Truncation level vs. number of subpaths

A common technique when creating path signature features is to extract multiple subpaths, compute truncated signatures, or log signatures, over each of them, and stack the results to form a feature vector. This is also done implicitly by several works which use make use of deep learning architectures which use truncated log signatures over subintervals, like Logsig-RNN, Neural Rough Differential Equations, and Log Neural Controlled Differential Equations.

But why take subpaths in the first place? One reason is that, remembering that in practice signatures must be truncated, and therefore contain only a finite amount of information about the path, taking signatures over $m$ subpaths allows more information to be captured while only increasing the feature size linearly, by a factor of $m$ . In contrast, the feature size grows exponentially if we attempt to capture more information by increasing the truncation level. Depending on the dataset, there may be additional reasons to favour features which are localised in time.

The simplest approach to constructing subpaths is to pick a partition $\mathcal{D} = (t_0, \ldots, t_m)$ of the time domain, and take the collection of level $N$ -truncated signatures over each of the $m$ subintervals $[t_i, t_{i+1}]$ . Another approach, illustrated below, is to split the time domain in a hierarchical dyadic manner, and compute truncated signatures over every interval (not just those on the lowest level)¹². Ordinary vs hierarchical partition

Let’s consider this setup of using (log) signatures over subpaths as a feature transform, and suppose we want to find a feature set that has minimal dimension while also being sufficiently descriptive. Then, a trade-off between truncation level and path segmentation arises. Increasing either the truncation level of the signatures, or the number of subpaths will make the features more descriptive, but also larger. Having low-dimensional features may be important in “small data” problems, to avoid overfitting, or perhaps we are interested in efficient ways to compress paths just out of mathematical curiosity.

My dissertation explored this trade-off, as well how best to choose the subpaths — previous practical works typically take subpaths by splitting the time domain into equal chunks, but in my opinion the theory suggests that splitting into equal length subpaths is more natural. In experiments I have observed this is sometimes beneficial.

In practice, there is not a principled way to make the choice of truncation level and the family of subpaths. Focussing on the truncation level, the universal nonlinearity result says that by setting it sufficiently high we can approximate any continuous function on paths arbitrarily well by a linear function composed with the truncated signature. However, this tells us nothing about how high $N$ needs to be in practice to get decent results — just like universal approximation results for neural networks typically don’t tell you how wide or deep your network needs to be for any specific task.

My dissertation considers two ways of measuring how descriptive the features are: the first via error bounds for approximating a certain class of functions, and the second by training some simple models and measuring the generalisation error.

Error bounds for solutions to controlled differential equations

On the more theoretical side, I considered a class of functions which map paths to the time- $T$ solution of a linear controlled differential equation driven by the path. For a fixed linear CDE, with the vector field and the driving path specified, there is a natural way to approximate the time- $T$ solution if we are given the signatures up to level $N$ over a number of subintervals, using an Euler-like numerical scheme.

An error bound for this approximation scheme can be computed. For a given feature set, this tells us an upper bound on how well an arbitrary function in the set of functions defined by linear CDEs (with bounds on the norm of the vector field, and also on the length of the input paths) can be approximated by some function of the feature set.

::::::::::

§ **Required work**:
a) In the records, rename "Patent image size" to "Drawing size" in the stretch from the line containing "Patent image size: (994, 1040)." through the line containing "The reinforcing grommet 38 is at (300, 338).", and give back only those lines with nothing else altered.
b) Take the text on truncation level versus number of subpaths further, picking up right after its final sentence.

§ **Dataset records**:

::::::::::

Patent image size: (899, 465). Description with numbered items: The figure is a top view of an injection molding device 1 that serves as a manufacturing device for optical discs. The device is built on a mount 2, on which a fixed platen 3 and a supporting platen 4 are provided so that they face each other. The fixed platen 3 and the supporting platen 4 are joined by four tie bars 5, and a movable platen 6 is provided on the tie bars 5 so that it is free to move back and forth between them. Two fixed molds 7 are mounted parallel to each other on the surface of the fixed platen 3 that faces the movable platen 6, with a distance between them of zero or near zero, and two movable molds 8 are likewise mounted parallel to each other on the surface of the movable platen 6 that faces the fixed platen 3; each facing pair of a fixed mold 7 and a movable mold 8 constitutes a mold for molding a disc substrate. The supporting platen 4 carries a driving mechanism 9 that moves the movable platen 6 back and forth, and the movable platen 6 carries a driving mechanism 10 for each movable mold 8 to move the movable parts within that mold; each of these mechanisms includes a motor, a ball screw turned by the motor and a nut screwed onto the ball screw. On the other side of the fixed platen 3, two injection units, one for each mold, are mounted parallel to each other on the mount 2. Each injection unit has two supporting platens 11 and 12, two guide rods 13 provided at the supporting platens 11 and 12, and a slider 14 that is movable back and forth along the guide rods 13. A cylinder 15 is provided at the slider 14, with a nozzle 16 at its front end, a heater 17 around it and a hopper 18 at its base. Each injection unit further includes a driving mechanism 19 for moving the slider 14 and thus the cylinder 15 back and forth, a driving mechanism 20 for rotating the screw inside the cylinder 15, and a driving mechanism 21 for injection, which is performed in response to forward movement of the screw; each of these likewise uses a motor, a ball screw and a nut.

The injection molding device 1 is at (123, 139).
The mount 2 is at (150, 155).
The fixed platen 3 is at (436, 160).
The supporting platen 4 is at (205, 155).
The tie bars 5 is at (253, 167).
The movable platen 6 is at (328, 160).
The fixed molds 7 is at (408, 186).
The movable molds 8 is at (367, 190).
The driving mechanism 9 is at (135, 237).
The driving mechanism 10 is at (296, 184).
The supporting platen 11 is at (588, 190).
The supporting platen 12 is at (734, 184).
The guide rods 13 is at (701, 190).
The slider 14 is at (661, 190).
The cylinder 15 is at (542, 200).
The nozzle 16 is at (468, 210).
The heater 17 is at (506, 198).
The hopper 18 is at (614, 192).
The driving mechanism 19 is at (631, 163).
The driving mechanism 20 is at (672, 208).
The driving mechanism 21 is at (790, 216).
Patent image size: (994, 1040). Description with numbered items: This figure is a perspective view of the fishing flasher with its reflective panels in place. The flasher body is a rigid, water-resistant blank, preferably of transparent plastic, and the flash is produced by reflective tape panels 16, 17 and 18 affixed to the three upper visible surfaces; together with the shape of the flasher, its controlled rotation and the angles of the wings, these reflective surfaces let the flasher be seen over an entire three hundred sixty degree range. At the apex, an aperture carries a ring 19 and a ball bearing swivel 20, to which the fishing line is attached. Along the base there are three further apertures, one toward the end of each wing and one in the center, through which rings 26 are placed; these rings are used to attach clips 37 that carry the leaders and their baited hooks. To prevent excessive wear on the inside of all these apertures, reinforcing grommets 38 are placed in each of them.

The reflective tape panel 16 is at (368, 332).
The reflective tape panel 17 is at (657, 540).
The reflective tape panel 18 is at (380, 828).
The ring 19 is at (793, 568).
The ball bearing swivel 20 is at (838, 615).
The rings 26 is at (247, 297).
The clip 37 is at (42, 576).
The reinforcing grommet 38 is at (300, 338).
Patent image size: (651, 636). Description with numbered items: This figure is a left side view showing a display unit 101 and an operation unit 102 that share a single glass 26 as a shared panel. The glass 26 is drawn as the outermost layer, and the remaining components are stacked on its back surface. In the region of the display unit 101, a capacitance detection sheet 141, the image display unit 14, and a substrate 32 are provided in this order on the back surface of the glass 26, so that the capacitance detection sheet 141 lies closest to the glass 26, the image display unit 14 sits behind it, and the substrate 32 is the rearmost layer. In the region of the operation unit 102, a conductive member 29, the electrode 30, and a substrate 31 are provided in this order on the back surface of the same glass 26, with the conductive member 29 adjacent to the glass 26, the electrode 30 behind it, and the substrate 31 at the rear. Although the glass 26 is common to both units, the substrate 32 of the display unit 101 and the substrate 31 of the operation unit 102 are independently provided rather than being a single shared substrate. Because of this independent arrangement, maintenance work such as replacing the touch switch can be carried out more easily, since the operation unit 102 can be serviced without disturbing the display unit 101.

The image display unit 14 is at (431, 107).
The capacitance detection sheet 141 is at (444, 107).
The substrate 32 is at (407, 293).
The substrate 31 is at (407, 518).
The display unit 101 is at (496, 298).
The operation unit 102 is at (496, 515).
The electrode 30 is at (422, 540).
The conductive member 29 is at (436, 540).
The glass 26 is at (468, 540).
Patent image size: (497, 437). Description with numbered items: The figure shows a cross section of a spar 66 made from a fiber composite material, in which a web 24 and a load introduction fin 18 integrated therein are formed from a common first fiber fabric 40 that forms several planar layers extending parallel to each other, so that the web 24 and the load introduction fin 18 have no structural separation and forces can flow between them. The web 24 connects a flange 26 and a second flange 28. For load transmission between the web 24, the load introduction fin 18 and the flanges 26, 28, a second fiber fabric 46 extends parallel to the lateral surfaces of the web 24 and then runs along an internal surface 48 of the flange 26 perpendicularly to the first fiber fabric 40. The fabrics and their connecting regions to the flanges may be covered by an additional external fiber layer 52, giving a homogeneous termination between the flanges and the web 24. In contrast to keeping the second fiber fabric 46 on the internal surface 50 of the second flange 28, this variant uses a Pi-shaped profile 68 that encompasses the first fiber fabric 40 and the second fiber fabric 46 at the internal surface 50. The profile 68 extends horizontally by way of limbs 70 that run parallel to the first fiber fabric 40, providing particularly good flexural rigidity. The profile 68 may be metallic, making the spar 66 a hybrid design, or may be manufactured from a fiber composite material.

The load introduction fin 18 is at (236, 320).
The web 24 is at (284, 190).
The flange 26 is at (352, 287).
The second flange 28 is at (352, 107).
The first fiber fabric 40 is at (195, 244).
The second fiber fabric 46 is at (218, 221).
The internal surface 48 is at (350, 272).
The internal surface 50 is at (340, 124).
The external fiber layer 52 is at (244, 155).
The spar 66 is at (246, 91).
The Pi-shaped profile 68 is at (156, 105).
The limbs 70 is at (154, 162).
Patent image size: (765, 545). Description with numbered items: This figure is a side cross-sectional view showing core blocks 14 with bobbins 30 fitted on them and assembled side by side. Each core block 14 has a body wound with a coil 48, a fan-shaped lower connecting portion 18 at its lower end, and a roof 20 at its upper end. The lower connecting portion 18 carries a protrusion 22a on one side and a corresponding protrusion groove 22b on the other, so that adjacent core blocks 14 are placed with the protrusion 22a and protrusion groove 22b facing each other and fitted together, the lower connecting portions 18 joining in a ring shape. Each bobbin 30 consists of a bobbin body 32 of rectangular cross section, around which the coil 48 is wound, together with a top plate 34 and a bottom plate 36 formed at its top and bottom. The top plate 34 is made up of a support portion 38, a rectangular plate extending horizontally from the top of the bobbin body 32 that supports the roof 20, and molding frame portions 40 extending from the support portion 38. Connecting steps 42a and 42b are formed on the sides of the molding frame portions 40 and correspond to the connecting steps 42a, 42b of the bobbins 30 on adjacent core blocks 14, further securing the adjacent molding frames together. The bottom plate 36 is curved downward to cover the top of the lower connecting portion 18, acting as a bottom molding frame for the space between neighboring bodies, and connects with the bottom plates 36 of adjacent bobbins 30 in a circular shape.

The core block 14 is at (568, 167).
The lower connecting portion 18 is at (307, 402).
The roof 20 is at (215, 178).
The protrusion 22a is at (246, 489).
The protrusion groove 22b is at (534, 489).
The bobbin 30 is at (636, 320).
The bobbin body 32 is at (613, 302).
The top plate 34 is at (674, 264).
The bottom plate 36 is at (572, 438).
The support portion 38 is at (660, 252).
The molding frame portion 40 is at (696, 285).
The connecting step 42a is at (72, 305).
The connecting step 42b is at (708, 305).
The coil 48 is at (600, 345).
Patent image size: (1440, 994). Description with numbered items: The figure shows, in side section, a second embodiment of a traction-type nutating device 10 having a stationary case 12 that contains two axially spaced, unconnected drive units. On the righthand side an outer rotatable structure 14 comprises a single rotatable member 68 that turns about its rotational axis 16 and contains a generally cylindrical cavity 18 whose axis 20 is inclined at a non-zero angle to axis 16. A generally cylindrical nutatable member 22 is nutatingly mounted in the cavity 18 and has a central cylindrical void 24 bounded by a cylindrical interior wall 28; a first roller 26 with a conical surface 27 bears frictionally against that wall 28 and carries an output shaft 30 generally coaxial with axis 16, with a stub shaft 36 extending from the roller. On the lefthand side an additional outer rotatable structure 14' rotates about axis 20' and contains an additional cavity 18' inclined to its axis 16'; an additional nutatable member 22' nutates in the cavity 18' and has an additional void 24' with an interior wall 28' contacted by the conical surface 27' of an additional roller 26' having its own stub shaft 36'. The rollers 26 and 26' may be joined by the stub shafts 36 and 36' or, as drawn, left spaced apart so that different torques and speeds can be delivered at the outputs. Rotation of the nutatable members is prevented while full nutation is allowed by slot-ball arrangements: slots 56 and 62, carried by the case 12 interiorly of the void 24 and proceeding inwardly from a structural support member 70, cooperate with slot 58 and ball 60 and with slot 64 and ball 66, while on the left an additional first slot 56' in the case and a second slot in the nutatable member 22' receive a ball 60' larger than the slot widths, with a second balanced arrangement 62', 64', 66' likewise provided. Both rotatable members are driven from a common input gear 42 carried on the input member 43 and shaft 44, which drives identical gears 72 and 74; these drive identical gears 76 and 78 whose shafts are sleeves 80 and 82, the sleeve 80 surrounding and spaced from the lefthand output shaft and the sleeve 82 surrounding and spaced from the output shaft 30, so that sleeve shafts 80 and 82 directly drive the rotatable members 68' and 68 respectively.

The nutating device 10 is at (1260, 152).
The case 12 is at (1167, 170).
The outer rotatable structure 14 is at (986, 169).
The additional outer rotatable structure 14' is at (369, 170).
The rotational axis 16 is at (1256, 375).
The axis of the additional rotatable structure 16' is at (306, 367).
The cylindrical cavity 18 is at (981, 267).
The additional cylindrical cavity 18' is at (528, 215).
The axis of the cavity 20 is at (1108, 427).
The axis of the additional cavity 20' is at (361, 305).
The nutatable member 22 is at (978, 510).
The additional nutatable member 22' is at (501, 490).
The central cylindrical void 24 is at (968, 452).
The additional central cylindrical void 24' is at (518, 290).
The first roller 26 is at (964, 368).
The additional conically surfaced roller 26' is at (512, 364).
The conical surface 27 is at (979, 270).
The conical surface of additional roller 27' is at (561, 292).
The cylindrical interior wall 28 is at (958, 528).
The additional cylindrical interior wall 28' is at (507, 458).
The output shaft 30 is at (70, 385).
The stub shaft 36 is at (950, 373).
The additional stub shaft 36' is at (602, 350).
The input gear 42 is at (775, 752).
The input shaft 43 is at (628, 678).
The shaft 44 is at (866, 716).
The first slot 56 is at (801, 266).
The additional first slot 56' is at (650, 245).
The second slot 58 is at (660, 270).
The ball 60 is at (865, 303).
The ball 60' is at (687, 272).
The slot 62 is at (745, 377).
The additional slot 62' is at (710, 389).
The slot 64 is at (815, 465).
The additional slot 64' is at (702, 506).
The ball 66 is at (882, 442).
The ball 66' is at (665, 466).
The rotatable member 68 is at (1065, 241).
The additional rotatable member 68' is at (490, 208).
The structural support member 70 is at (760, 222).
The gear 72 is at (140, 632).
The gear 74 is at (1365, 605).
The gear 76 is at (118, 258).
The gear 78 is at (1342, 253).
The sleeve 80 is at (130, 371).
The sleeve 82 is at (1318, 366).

::::::::::

§ **The answers**:
a)
Drawing size: (994, 1040). Description with numbered items: This figure is a perspective view of the fishing flasher with its reflective panels in place. The flasher body is a rigid, water-resistant blank, preferably of transparent plastic, and the flash is produced by reflective tape panels 16, 17 and 18 affixed to the three upper visible surfaces; together with the shape of the flasher, its controlled rotation and the angles of the wings, these reflective surfaces let the flasher be seen over an entire three hundred sixty degree range. At the apex, an aperture carries a ring 19 and a ball bearing swivel 20, to which the fishing line is attached. Along the base there are three further apertures, one toward the end of each wing and one in the center, through which rings 26 are placed; these rings are used to attach clips 37 that carry the leaders and their baited hooks. To prevent excessive wear on the inside of all these apertures, reinforcing grommets 38 are placed in each of them.

The reflective tape panel 16 is at (368, 332).
The reflective tape panel 17 is at (657, 540).
The reflective tape panel 18 is at (380, 828).
The ring 19 is at (793, 568).
The ball bearing swivel 20 is at (838, 615).
The rings 26 is at (247, 297).
The clip 37 is at (42, 576).
The reinforcing grommet 38 is at (300, 338).

b)
The following figures plot these upper bounds against the size of the feature set (assuminng that log signatures are used). $d$ is the number of dimensions of the space in which the paths lie. $rL$ is the product of $r$ , the bound on the norm of the vector fields, and $L$ , the bound on the length of paths. For each truncation level $N$ , the number of subintervals $m$ increases in steps of $1$ up to a maximum determined by computational constraints.

You can read off from these plots the truncation level of the most efficient feature set that achieves a given value for the error bound. When $d = 2$ , higher values of $N$ tend to be optimal. But when $d$ is increased to $3$ or $4$ , higher truncation levels are more costly in terms of feature size, and feature sets which use lower-level signatures over a greater number of subpaths seem to be more efficient than ones using higher-order signatures. Increasing $rL$ favours features sets with lower $N$ and higher $m$ .

Empirical tests of generalisation performance

The error bound analysis doesn’t account for the fact that the function needs to be learned from a finite dataset. A theoretical analysis of this seems difficult, but we can run empirical experiments.

My empirical tests were to simply train machine learning models and compare choices of $N$ , the truncation level, and $m$ , to see what is the most efficient way to achieve a given test accuracy. I ran these on both synthetic data and real accelerometer data provided by the Child Mind Institute for a Kaggle competition.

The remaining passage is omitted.